**WRITTEN PROBLEM:** For the data below, work out how many lines contain the word "title" and supply only that number.

━━━━━━━━━━━━━━━━━━━━━━━━━━━━━━

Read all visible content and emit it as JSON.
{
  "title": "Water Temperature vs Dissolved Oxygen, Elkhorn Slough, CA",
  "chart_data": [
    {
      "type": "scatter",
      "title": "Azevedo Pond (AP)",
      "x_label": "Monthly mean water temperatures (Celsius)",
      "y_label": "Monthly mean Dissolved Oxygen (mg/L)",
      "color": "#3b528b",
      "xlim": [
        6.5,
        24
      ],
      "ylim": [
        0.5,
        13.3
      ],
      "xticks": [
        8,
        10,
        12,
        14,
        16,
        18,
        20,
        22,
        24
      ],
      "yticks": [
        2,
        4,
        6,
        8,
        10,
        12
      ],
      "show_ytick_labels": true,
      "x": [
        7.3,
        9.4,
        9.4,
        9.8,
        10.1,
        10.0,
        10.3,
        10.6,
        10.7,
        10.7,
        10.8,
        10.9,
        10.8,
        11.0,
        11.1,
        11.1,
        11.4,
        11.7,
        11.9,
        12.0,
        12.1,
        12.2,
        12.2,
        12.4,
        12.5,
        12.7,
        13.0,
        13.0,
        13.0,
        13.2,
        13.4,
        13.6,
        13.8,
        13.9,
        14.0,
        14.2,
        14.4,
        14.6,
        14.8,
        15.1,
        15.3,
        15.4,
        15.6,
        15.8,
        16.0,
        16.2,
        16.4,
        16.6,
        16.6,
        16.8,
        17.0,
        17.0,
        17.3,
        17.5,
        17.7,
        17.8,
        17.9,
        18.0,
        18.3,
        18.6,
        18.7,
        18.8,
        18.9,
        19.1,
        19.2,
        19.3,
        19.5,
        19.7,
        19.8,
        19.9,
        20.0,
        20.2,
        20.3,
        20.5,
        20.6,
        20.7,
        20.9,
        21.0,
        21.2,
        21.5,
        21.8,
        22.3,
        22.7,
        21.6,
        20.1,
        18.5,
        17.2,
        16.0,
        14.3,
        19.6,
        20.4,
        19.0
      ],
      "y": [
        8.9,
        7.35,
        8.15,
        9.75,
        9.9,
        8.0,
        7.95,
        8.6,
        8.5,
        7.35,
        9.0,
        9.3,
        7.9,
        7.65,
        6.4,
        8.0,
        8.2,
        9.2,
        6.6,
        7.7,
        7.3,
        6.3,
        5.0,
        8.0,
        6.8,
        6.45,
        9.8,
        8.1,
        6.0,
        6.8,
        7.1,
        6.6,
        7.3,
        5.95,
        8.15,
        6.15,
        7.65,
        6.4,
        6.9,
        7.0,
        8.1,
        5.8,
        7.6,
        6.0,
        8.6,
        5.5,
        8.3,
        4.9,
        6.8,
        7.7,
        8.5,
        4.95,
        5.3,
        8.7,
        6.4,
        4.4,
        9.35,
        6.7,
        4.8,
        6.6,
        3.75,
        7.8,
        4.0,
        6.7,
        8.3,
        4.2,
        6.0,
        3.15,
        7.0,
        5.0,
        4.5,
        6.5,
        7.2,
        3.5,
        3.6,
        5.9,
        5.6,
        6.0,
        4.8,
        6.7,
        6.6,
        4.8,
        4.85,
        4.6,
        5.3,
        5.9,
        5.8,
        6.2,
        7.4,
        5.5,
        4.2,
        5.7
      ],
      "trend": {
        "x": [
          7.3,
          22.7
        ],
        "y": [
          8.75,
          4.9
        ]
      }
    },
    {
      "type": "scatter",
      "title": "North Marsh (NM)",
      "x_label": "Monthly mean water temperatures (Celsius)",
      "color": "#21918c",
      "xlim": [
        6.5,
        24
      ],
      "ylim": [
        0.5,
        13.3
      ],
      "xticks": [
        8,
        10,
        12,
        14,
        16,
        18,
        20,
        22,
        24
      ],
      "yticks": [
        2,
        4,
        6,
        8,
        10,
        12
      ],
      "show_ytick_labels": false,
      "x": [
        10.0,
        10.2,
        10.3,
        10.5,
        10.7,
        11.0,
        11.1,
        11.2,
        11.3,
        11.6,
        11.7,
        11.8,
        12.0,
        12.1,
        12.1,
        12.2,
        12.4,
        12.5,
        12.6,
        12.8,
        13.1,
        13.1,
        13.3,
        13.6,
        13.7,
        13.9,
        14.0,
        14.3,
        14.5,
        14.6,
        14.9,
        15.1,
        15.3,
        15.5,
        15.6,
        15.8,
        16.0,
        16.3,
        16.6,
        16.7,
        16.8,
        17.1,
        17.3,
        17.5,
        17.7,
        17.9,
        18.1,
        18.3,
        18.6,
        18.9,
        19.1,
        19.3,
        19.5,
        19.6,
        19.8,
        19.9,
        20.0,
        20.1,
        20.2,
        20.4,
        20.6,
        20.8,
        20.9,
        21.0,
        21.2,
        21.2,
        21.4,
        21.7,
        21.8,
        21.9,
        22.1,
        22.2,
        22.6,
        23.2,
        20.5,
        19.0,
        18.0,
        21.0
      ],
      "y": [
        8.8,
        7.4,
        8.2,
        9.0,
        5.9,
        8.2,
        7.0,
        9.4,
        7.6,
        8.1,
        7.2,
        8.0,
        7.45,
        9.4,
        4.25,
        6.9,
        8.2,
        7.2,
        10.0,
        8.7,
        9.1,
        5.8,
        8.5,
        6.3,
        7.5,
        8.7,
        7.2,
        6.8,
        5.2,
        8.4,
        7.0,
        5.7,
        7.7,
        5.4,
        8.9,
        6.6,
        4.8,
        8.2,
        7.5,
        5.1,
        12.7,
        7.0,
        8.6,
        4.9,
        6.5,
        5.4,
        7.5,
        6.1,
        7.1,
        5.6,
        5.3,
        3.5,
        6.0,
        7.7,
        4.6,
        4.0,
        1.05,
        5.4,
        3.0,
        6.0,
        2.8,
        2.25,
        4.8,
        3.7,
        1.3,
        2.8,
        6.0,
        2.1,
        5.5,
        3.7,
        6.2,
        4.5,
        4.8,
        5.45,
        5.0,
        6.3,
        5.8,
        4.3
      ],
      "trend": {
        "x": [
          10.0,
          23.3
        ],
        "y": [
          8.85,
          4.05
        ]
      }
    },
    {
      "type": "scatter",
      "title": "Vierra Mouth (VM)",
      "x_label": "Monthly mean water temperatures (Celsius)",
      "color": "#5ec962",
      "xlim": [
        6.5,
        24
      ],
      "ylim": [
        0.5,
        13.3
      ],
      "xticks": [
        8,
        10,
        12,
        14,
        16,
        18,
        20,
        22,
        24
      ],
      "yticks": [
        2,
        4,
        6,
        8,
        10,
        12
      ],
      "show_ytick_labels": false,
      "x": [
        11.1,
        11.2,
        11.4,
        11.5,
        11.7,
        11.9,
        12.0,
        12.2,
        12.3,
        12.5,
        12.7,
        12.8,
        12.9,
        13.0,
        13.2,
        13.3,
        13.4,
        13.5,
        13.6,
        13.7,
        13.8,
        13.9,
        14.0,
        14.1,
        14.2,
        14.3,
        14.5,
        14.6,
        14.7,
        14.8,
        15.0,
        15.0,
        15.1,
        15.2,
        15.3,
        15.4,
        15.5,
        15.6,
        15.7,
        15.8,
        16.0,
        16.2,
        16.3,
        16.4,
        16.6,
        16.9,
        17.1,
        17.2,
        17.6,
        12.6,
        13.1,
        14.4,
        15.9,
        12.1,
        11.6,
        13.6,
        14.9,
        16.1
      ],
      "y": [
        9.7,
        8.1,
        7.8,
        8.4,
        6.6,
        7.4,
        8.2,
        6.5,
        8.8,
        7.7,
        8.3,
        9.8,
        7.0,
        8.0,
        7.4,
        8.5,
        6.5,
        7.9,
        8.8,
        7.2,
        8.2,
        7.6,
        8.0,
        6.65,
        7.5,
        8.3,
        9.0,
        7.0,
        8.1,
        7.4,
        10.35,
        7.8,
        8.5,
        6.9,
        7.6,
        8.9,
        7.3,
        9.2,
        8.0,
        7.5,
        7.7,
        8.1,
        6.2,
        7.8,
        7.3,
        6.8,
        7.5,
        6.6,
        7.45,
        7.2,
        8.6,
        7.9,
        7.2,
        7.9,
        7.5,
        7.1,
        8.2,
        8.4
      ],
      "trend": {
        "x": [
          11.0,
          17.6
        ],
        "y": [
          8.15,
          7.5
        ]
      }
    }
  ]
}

━━━━━━━━━━━━━━━━━━━━━━━━━━━━━━

**RESULT:** 4